───── Source data ─────
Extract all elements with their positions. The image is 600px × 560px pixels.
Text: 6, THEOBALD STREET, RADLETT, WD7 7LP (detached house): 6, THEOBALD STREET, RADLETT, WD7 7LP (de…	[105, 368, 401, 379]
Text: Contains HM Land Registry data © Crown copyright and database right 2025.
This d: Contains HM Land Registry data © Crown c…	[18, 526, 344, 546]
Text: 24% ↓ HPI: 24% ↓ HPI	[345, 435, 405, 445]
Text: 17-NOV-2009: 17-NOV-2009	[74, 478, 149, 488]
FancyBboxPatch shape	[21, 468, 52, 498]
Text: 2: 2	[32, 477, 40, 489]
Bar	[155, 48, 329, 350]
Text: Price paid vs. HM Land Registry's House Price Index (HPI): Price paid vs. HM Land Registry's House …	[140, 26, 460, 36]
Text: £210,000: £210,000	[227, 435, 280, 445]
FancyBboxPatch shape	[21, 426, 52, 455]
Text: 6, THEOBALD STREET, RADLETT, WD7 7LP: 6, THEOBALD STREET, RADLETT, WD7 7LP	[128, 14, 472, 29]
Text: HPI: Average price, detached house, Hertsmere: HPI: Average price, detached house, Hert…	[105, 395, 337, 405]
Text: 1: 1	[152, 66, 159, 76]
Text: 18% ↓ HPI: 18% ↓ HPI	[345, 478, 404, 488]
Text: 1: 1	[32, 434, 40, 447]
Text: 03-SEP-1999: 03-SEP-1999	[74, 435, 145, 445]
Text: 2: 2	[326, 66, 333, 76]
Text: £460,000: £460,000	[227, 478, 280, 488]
─────
* What is expected:
Return every line of the records above unchanged, word for word and in the same order.

* Right answer:
Extract all elements with their positions. The image is 600px × 560px pixels.
Text: 6, THEOBALD STREET, RADLETT, WD7 7LP (detached house): 6, THEOBALD STREET, RADLETT, WD7 7LP (de…	[105, 368, 401, 379]
Text: Contains HM Land Registry data © Crown copyright and database right 2025.
This d: Contains HM Land Registry data © Crown c…	[18, 526, 344, 546]
Text: 24% ↓ HPI: 24% ↓ HPI	[345, 435, 405, 445]
Text: 17-NOV-2009: 17-NOV-2009	[74, 478, 149, 488]
FancyBboxPatch shape	[21, 468, 52, 498]
Text: 2: 2	[32, 477, 40, 489]
Bar	[155, 48, 329, 350]
Text: Price paid vs. HM Land Registry's House Price Index (HPI): Price paid vs. HM Land Registry's House …	[140, 26, 460, 36]
Text: £210,000: £210,000	[227, 435, 280, 445]
FancyBboxPatch shape	[21, 426, 52, 455]
Text: 6, THEOBALD STREET, RADLETT, WD7 7LP: 6, THEOBALD STREET, RADLETT, WD7 7LP	[128, 14, 472, 29]
Text: HPI: Average price, detached house, Hertsmere: HPI: Average price, detached house, Hert…	[105, 395, 337, 405]
Text: 1: 1	[152, 66, 159, 76]
Text: 18% ↓ HPI: 18% ↓ HPI	[345, 478, 404, 488]
Text: 1: 1	[32, 434, 40, 447]
Text: 03-SEP-1999: 03-SEP-1999	[74, 435, 145, 445]
Text: 2: 2	[326, 66, 333, 76]
Text: £460,000: £460,000	[227, 478, 280, 488]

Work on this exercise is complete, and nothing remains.